▸ Provided material
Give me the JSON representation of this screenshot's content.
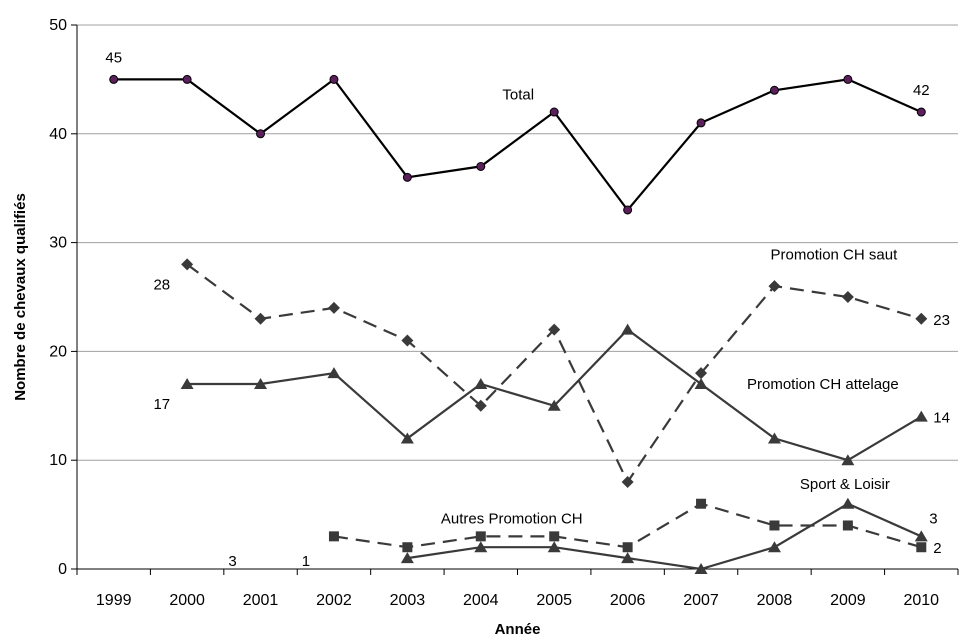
{
  "chart_data": {
    "type": "line",
    "title": "",
    "xlabel": "Année",
    "ylabel": "Nombre de chevaux qualifiés",
    "x": [
      "1999",
      "2000",
      "2001",
      "2002",
      "2003",
      "2004",
      "2005",
      "2006",
      "2007",
      "2008",
      "2009",
      "2010"
    ],
    "ylim": [
      0,
      50
    ],
    "yticks": [
      "0",
      "10",
      "20",
      "30",
      "40",
      "50"
    ],
    "grid": "horizontal",
    "legend": "none",
    "series": [
      {
        "name": "Total",
        "values": [
          45,
          45,
          40,
          45,
          36,
          37,
          42,
          33,
          41,
          44,
          45,
          42
        ],
        "color": "#000000",
        "marker": "circle",
        "marker_color": "#5b1f5b",
        "dash": false
      },
      {
        "name": "Promotion CH saut",
        "values": [
          null,
          28,
          23,
          24,
          21,
          15,
          22,
          8,
          18,
          26,
          25,
          23
        ],
        "color": "#3a3a3a",
        "marker": "diamond",
        "dash": true
      },
      {
        "name": "Promotion CH attelage",
        "values": [
          null,
          17,
          17,
          18,
          12,
          17,
          15,
          22,
          17,
          12,
          10,
          14
        ],
        "color": "#3a3a3a",
        "marker": "triangle",
        "dash": false
      },
      {
        "name": "Autres Promotion CH",
        "values": [
          null,
          null,
          null,
          3,
          2,
          3,
          3,
          2,
          6,
          4,
          4,
          2
        ],
        "color": "#3a3a3a",
        "marker": "square",
        "dash": true
      },
      {
        "name": "Sport & Loisir",
        "values": [
          null,
          null,
          null,
          null,
          1,
          2,
          2,
          1,
          0,
          2,
          6,
          3
        ],
        "color": "#3a3a3a",
        "marker": "triangle",
        "dash": false
      }
    ],
    "annotations": [
      {
        "text": "45",
        "series": 0,
        "index": 0,
        "pos": "above"
      },
      {
        "text": "42",
        "series": 0,
        "index": 11,
        "pos": "above"
      },
      {
        "text": "Total",
        "series": 0,
        "index": 6,
        "pos": "label"
      },
      {
        "text": "Promotion CH saut",
        "series": 1,
        "index": 10,
        "pos": "label"
      },
      {
        "text": "28",
        "series": 1,
        "index": 1,
        "pos": "below"
      },
      {
        "text": "23",
        "series": 1,
        "index": 11,
        "pos": "right"
      },
      {
        "text": "Promotion CH attelage",
        "series": 2,
        "index": 10,
        "pos": "label"
      },
      {
        "text": "17",
        "series": 2,
        "index": 1,
        "pos": "below"
      },
      {
        "text": "14",
        "series": 2,
        "index": 11,
        "pos": "right"
      },
      {
        "text": "Autres Promotion CH",
        "series": 3,
        "index": 5,
        "pos": "label"
      },
      {
        "text": "3",
        "series": 3,
        "index": 2,
        "pos": "left"
      },
      {
        "text": "2",
        "series": 3,
        "index": 11,
        "pos": "right"
      },
      {
        "text": "Sport & Loisir",
        "series": 4,
        "index": 10,
        "pos": "label"
      },
      {
        "text": "1",
        "series": 4,
        "index": 3,
        "pos": "left"
      },
      {
        "text": "3",
        "series": 4,
        "index": 11,
        "pos": "above-right"
      }
    ]
  }
}
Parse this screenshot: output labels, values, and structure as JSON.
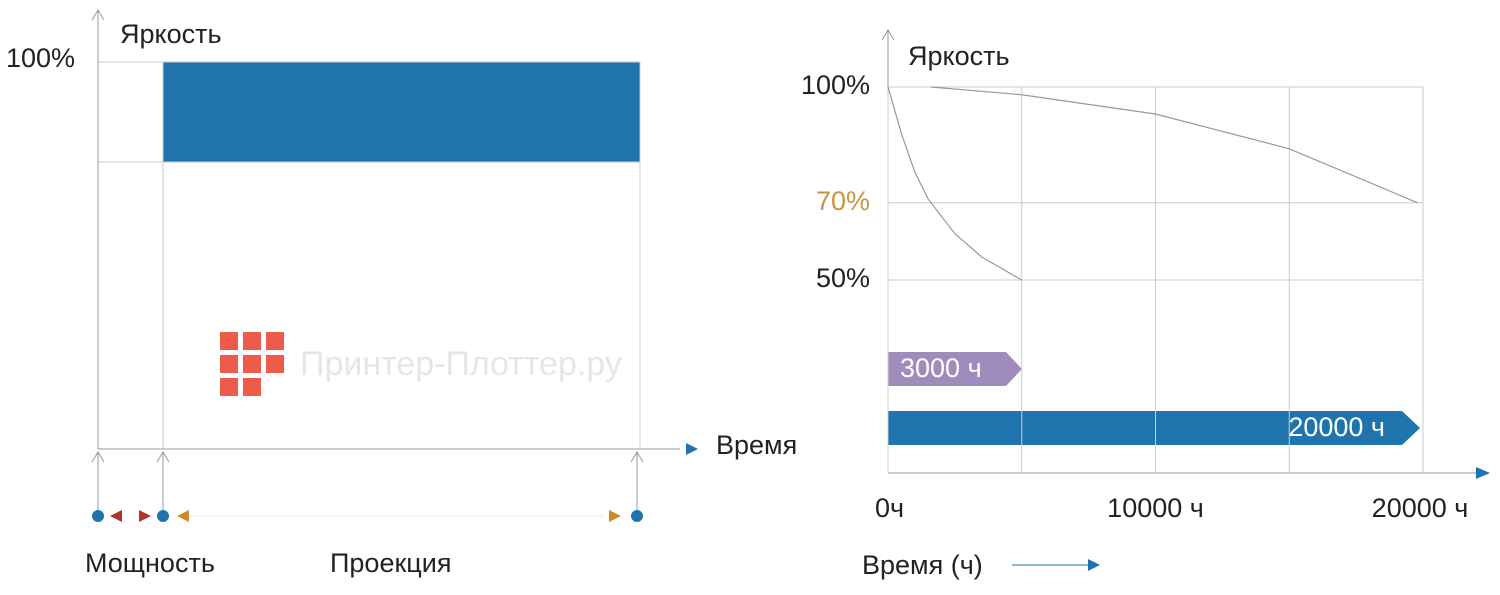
{
  "left": {
    "y_label": "Яркость",
    "y_tick": "100%",
    "x_label": "Время",
    "labels": [
      "Мощность",
      "Проекция"
    ]
  },
  "watermark": "Принтер-Плоттер.ру",
  "chart_data": {
    "type": "line",
    "y_label": "Яркость",
    "x_label": "Время (ч)",
    "xlim": [
      0,
      20000
    ],
    "ylim": [
      0,
      100
    ],
    "xticks": [
      {
        "value": 0,
        "label": "0ч"
      },
      {
        "value": 10000,
        "label": "10000 ч"
      },
      {
        "value": 20000,
        "label": "20000 ч"
      }
    ],
    "xgrid": [
      0,
      5000,
      10000,
      15000,
      20000
    ],
    "yticks": [
      {
        "value": 100,
        "label": "100%"
      },
      {
        "value": 70,
        "label": "70%"
      },
      {
        "value": 50,
        "label": "50%"
      }
    ],
    "ytick_colors": [
      "#222222",
      "#c8963e",
      "#222222"
    ],
    "grid": true,
    "series": [
      {
        "color": "#999999",
        "x": [
          0,
          500,
          1000,
          1500,
          2500,
          3500,
          5000
        ],
        "values": [
          100,
          88,
          78,
          71,
          62,
          56,
          50
        ]
      },
      {
        "color": "#999999",
        "x": [
          1600,
          5000,
          10000,
          15000,
          19800
        ],
        "values": [
          100,
          98,
          93,
          84,
          70
        ]
      }
    ],
    "annotations": [
      {
        "text": "3000 ч",
        "color": "#a08cbc"
      },
      {
        "text": "20000 ч",
        "color": "#1f74ad"
      }
    ]
  }
}
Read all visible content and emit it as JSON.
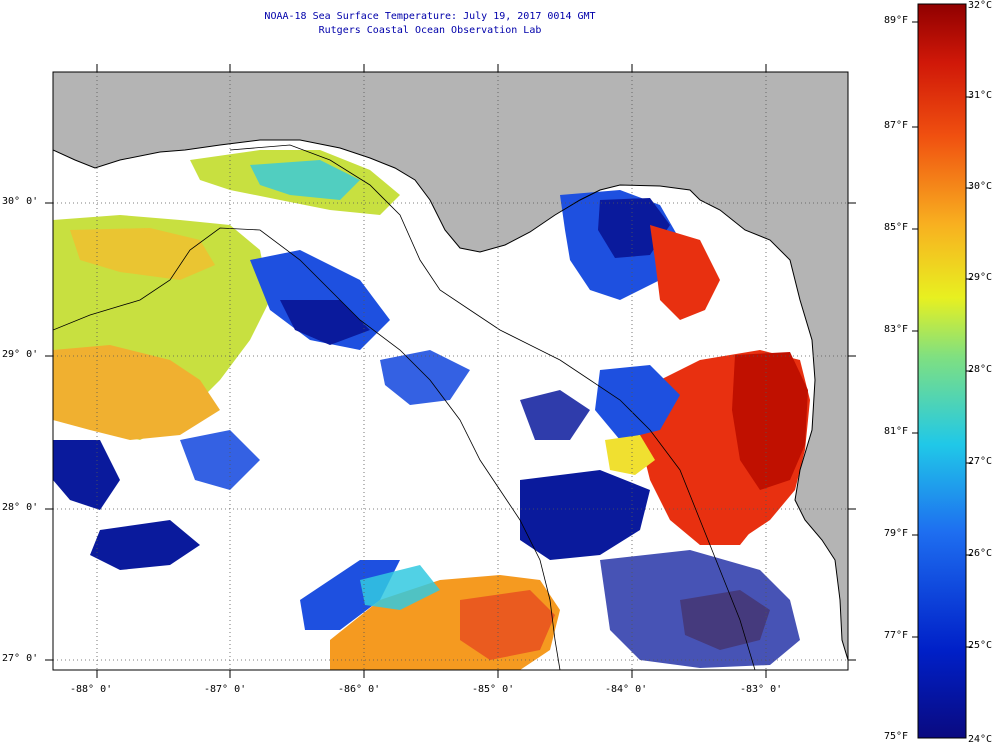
{
  "header": {
    "title": "NOAA-18 Sea Surface Temperature:  July 19, 2017 0014 GMT",
    "subtitle": "Rutgers Coastal Ocean Observation Lab"
  },
  "map": {
    "lon_labels": [
      "-88° 0'",
      "-87° 0'",
      "-86° 0'",
      "-85° 0'",
      "-84° 0'",
      "-83° 0'"
    ],
    "lat_labels": [
      "30° 0'",
      "29° 0'",
      "28° 0'",
      "27° 0'"
    ],
    "colors": {
      "land": "#b4b4b4",
      "cloud": "#ffffff",
      "cold": "#0a1a9c",
      "cool": "#1e50e0",
      "mild": "#33c9e0",
      "yellowgreen": "#c8e040",
      "yellow": "#f0e030",
      "orange": "#f59a20",
      "red": "#e83010",
      "darkred": "#c01000"
    }
  },
  "colorbar": {
    "fahrenheit_labels": [
      "89°F",
      "87°F",
      "85°F",
      "83°F",
      "81°F",
      "79°F",
      "77°F",
      "75°F"
    ],
    "celsius_labels": [
      "32°C",
      "31°C",
      "30°C",
      "29°C",
      "28°C",
      "27°C",
      "26°C",
      "25°C",
      "24°C"
    ]
  }
}
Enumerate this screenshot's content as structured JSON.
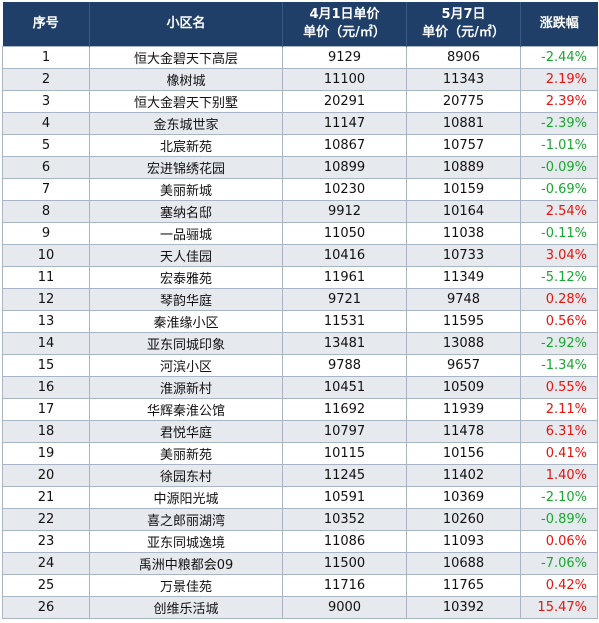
{
  "header": {
    "col_index": "序号",
    "col_name": "小区名",
    "col_price1_line1": "4月1日单价",
    "col_price1_line2": "单价（元/㎡）",
    "col_price2_line1": "5月7日",
    "col_price2_line2": "单价（元/㎡）",
    "col_change": "涨跌幅"
  },
  "colors": {
    "header_bg": "#1f3f69",
    "up": "#e8140e",
    "down": "#18a830",
    "stripe": "#e6e9ee"
  },
  "rows": [
    {
      "no": "1",
      "name": "恒大金碧天下高层",
      "p1": "9129",
      "p2": "8906",
      "chg": "-2.44%"
    },
    {
      "no": "2",
      "name": "橡树城",
      "p1": "11100",
      "p2": "11343",
      "chg": "2.19%"
    },
    {
      "no": "3",
      "name": "恒大金碧天下别墅",
      "p1": "20291",
      "p2": "20775",
      "chg": "2.39%"
    },
    {
      "no": "4",
      "name": "金东城世家",
      "p1": "11147",
      "p2": "10881",
      "chg": "-2.39%"
    },
    {
      "no": "5",
      "name": "北宸新苑",
      "p1": "10867",
      "p2": "10757",
      "chg": "-1.01%"
    },
    {
      "no": "6",
      "name": "宏进锦绣花园",
      "p1": "10899",
      "p2": "10889",
      "chg": "-0.09%"
    },
    {
      "no": "7",
      "name": "美丽新城",
      "p1": "10230",
      "p2": "10159",
      "chg": "-0.69%"
    },
    {
      "no": "8",
      "name": "塞纳名邸",
      "p1": "9912",
      "p2": "10164",
      "chg": "2.54%"
    },
    {
      "no": "9",
      "name": "一品骊城",
      "p1": "11050",
      "p2": "11038",
      "chg": "-0.11%"
    },
    {
      "no": "10",
      "name": "天人佳园",
      "p1": "10416",
      "p2": "10733",
      "chg": "3.04%"
    },
    {
      "no": "11",
      "name": "宏泰雅苑",
      "p1": "11961",
      "p2": "11349",
      "chg": "-5.12%"
    },
    {
      "no": "12",
      "name": "琴韵华庭",
      "p1": "9721",
      "p2": "9748",
      "chg": "0.28%"
    },
    {
      "no": "13",
      "name": "秦淮缘小区",
      "p1": "11531",
      "p2": "11595",
      "chg": "0.56%"
    },
    {
      "no": "14",
      "name": "亚东同城印象",
      "p1": "13481",
      "p2": "13088",
      "chg": "-2.92%"
    },
    {
      "no": "15",
      "name": "河滨小区",
      "p1": "9788",
      "p2": "9657",
      "chg": "-1.34%"
    },
    {
      "no": "16",
      "name": "淮源新村",
      "p1": "10451",
      "p2": "10509",
      "chg": "0.55%"
    },
    {
      "no": "17",
      "name": "华辉秦淮公馆",
      "p1": "11692",
      "p2": "11939",
      "chg": "2.11%"
    },
    {
      "no": "18",
      "name": "君悦华庭",
      "p1": "10797",
      "p2": "11478",
      "chg": "6.31%"
    },
    {
      "no": "19",
      "name": "美丽新苑",
      "p1": "10115",
      "p2": "10156",
      "chg": "0.41%"
    },
    {
      "no": "20",
      "name": "徐园东村",
      "p1": "11245",
      "p2": "11402",
      "chg": "1.40%"
    },
    {
      "no": "21",
      "name": "中源阳光城",
      "p1": "10591",
      "p2": "10369",
      "chg": "-2.10%"
    },
    {
      "no": "22",
      "name": "喜之郎丽湖湾",
      "p1": "10352",
      "p2": "10260",
      "chg": "-0.89%"
    },
    {
      "no": "23",
      "name": "亚东同城逸境",
      "p1": "11086",
      "p2": "11093",
      "chg": "0.06%"
    },
    {
      "no": "24",
      "name": "禹洲中粮都会09",
      "p1": "11500",
      "p2": "10688",
      "chg": "-7.06%"
    },
    {
      "no": "25",
      "name": "万景佳苑",
      "p1": "11716",
      "p2": "11765",
      "chg": "0.42%"
    },
    {
      "no": "26",
      "name": "创维乐活城",
      "p1": "9000",
      "p2": "10392",
      "chg": "15.47%"
    }
  ]
}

▸ Set task
Copy every line in the listing above where the string "this" turns up.

▸ Answer to the exercise
Give me the JSON representation of this screenshot's content.
Parse this screenshot: output labels, values, and structure as JSON.
Enumerate this screenshot's content as structured JSON.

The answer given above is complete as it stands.